[Stored data entries]

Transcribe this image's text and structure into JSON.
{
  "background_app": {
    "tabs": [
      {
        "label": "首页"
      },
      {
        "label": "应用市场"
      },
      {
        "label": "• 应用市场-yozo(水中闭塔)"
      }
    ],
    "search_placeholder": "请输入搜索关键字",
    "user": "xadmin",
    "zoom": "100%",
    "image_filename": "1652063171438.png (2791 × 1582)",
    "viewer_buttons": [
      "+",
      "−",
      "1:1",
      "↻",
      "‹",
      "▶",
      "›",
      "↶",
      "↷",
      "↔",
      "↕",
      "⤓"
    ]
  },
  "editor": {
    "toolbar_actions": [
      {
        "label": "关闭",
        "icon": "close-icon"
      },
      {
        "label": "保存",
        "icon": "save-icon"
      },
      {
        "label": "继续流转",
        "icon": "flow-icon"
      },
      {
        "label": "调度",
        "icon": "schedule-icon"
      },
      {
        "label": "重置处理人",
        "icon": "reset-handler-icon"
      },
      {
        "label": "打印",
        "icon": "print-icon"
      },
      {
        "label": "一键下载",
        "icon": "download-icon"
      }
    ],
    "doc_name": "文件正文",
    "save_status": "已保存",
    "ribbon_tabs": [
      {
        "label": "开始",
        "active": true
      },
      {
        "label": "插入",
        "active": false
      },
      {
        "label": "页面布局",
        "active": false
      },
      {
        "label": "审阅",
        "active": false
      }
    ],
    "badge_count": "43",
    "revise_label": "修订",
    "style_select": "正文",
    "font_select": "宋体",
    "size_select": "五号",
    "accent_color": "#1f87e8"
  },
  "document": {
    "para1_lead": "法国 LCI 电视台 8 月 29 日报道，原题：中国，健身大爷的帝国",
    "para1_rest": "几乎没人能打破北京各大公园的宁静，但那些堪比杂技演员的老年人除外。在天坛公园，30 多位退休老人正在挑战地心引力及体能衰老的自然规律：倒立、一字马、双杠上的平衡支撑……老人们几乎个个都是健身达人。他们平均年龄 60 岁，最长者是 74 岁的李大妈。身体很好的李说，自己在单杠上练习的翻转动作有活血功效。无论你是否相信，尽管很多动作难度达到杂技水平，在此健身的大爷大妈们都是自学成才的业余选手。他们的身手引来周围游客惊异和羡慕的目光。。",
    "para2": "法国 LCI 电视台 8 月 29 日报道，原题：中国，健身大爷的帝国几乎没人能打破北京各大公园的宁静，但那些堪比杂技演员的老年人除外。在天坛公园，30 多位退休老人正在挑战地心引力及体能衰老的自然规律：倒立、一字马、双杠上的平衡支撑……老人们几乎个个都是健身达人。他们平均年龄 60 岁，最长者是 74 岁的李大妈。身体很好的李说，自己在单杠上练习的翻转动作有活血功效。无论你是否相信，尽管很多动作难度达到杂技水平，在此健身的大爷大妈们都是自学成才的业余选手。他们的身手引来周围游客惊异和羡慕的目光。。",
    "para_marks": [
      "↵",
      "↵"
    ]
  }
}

Goal → Show the data once more, exactly as it was written.

Output of the task →
Transcribe this image's text and structure into JSON.
{
  "background_app": {
    "tabs": [
      {
        "label": "首页"
      },
      {
        "label": "应用市场"
      },
      {
        "label": "• 应用市场-yozo(水中闭塔)"
      }
    ],
    "search_placeholder": "请输入搜索关键字",
    "user": "xadmin",
    "zoom": "100%",
    "image_filename": "1652063171438.png (2791 × 1582)",
    "viewer_buttons": [
      "+",
      "−",
      "1:1",
      "↻",
      "‹",
      "▶",
      "›",
      "↶",
      "↷",
      "↔",
      "↕",
      "⤓"
    ]
  },
  "editor": {
    "toolbar_actions": [
      {
        "label": "关闭",
        "icon": "close-icon"
      },
      {
        "label": "保存",
        "icon": "save-icon"
      },
      {
        "label": "继续流转",
        "icon": "flow-icon"
      },
      {
        "label": "调度",
        "icon": "schedule-icon"
      },
      {
        "label": "重置处理人",
        "icon": "reset-handler-icon"
      },
      {
        "label": "打印",
        "icon": "print-icon"
      },
      {
        "label": "一键下载",
        "icon": "download-icon"
      }
    ],
    "doc_name": "文件正文",
    "save_status": "已保存",
    "ribbon_tabs": [
      {
        "label": "开始",
        "active": true
      },
      {
        "label": "插入",
        "active": false
      },
      {
        "label": "页面布局",
        "active": false
      },
      {
        "label": "审阅",
        "active": false
      }
    ],
    "badge_count": "43",
    "revise_label": "修订",
    "style_select": "正文",
    "font_select": "宋体",
    "size_select": "五号",
    "accent_color": "#1f87e8"
  },
  "document": {
    "para1_lead": "法国 LCI 电视台 8 月 29 日报道，原题：中国，健身大爷的帝国",
    "para1_rest": "几乎没人能打破北京各大公园的宁静，但那些堪比杂技演员的老年人除外。在天坛公园，30 多位退休老人正在挑战地心引力及体能衰老的自然规律：倒立、一字马、双杠上的平衡支撑……老人们几乎个个都是健身达人。他们平均年龄 60 岁，最长者是 74 岁的李大妈。身体很好的李说，自己在单杠上练习的翻转动作有活血功效。无论你是否相信，尽管很多动作难度达到杂技水平，在此健身的大爷大妈们都是自学成才的业余选手。他们的身手引来周围游客惊异和羡慕的目光。。",
    "para2": "法国 LCI 电视台 8 月 29 日报道，原题：中国，健身大爷的帝国几乎没人能打破北京各大公园的宁静，但那些堪比杂技演员的老年人除外。在天坛公园，30 多位退休老人正在挑战地心引力及体能衰老的自然规律：倒立、一字马、双杠上的平衡支撑……老人们几乎个个都是健身达人。他们平均年龄 60 岁，最长者是 74 岁的李大妈。身体很好的李说，自己在单杠上练习的翻转动作有活血功效。无论你是否相信，尽管很多动作难度达到杂技水平，在此健身的大爷大妈们都是自学成才的业余选手。他们的身手引来周围游客惊异和羡慕的目光。。",
    "para_marks": [
      "↵",
      "↵"
    ]
  }
}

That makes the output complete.